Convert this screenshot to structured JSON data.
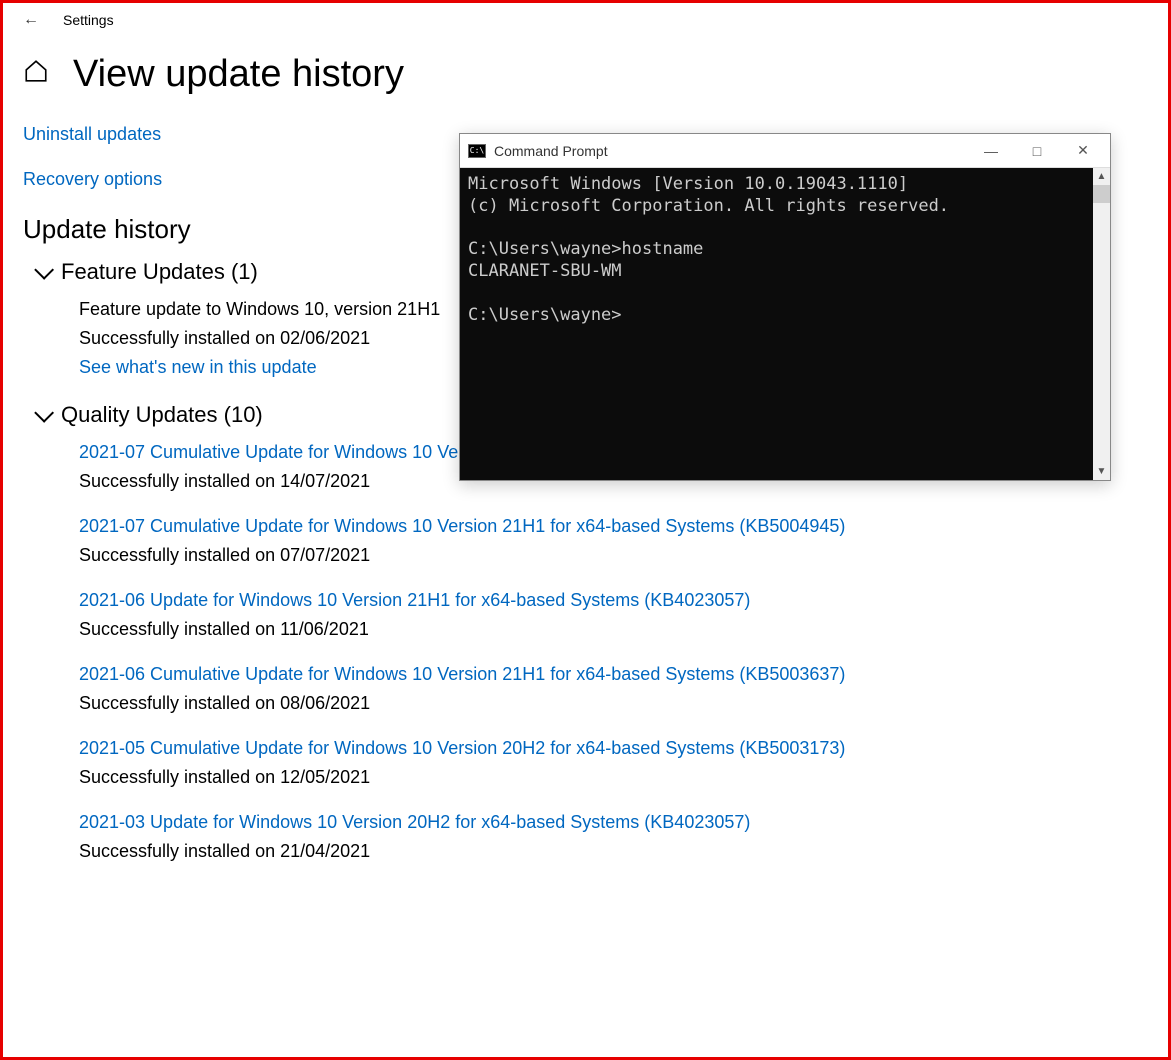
{
  "topbar": {
    "settings_label": "Settings"
  },
  "header": {
    "title": "View update history"
  },
  "links": {
    "uninstall": "Uninstall updates",
    "recovery": "Recovery options"
  },
  "history": {
    "heading": "Update history",
    "feature": {
      "header": "Feature Updates (1)",
      "items": [
        {
          "title": "Feature update to Windows 10, version 21H1",
          "status": "Successfully installed on 02/06/2021",
          "link": "See what's new in this update"
        }
      ]
    },
    "quality": {
      "header": "Quality Updates (10)",
      "items": [
        {
          "title": "2021-07 Cumulative Update for Windows 10 Version 21H1 for x64-based Systems (KB5004237)",
          "status": "Successfully installed on 14/07/2021"
        },
        {
          "title": "2021-07 Cumulative Update for Windows 10 Version 21H1 for x64-based Systems (KB5004945)",
          "status": "Successfully installed on 07/07/2021"
        },
        {
          "title": "2021-06 Update for Windows 10 Version 21H1 for x64-based Systems (KB4023057)",
          "status": "Successfully installed on 11/06/2021"
        },
        {
          "title": "2021-06 Cumulative Update for Windows 10 Version 21H1 for x64-based Systems (KB5003637)",
          "status": "Successfully installed on 08/06/2021"
        },
        {
          "title": "2021-05 Cumulative Update for Windows 10 Version 20H2 for x64-based Systems (KB5003173)",
          "status": "Successfully installed on 12/05/2021"
        },
        {
          "title": "2021-03 Update for Windows 10 Version 20H2 for x64-based Systems (KB4023057)",
          "status": "Successfully installed on 21/04/2021"
        }
      ]
    }
  },
  "cmd": {
    "title": "Command Prompt",
    "lines": "Microsoft Windows [Version 10.0.19043.1110]\n(c) Microsoft Corporation. All rights reserved.\n\nC:\\Users\\wayne>hostname\nCLARANET-SBU-WM\n\nC:\\Users\\wayne>"
  }
}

» INSTRUCTIONS FOR THE TASK: Copy each line of the records above that carries the word "installed".

» EXERCISE RESULT:
          "status": "Successfully installed on 02/06/2021",
          "status": "Successfully installed on 14/07/2021"
          "status": "Successfully installed on 07/07/2021"
          "status": "Successfully installed on 11/06/2021"
          "status": "Successfully installed on 08/06/2021"
          "status": "Successfully installed on 12/05/2021"
          "status": "Successfully installed on 21/04/2021"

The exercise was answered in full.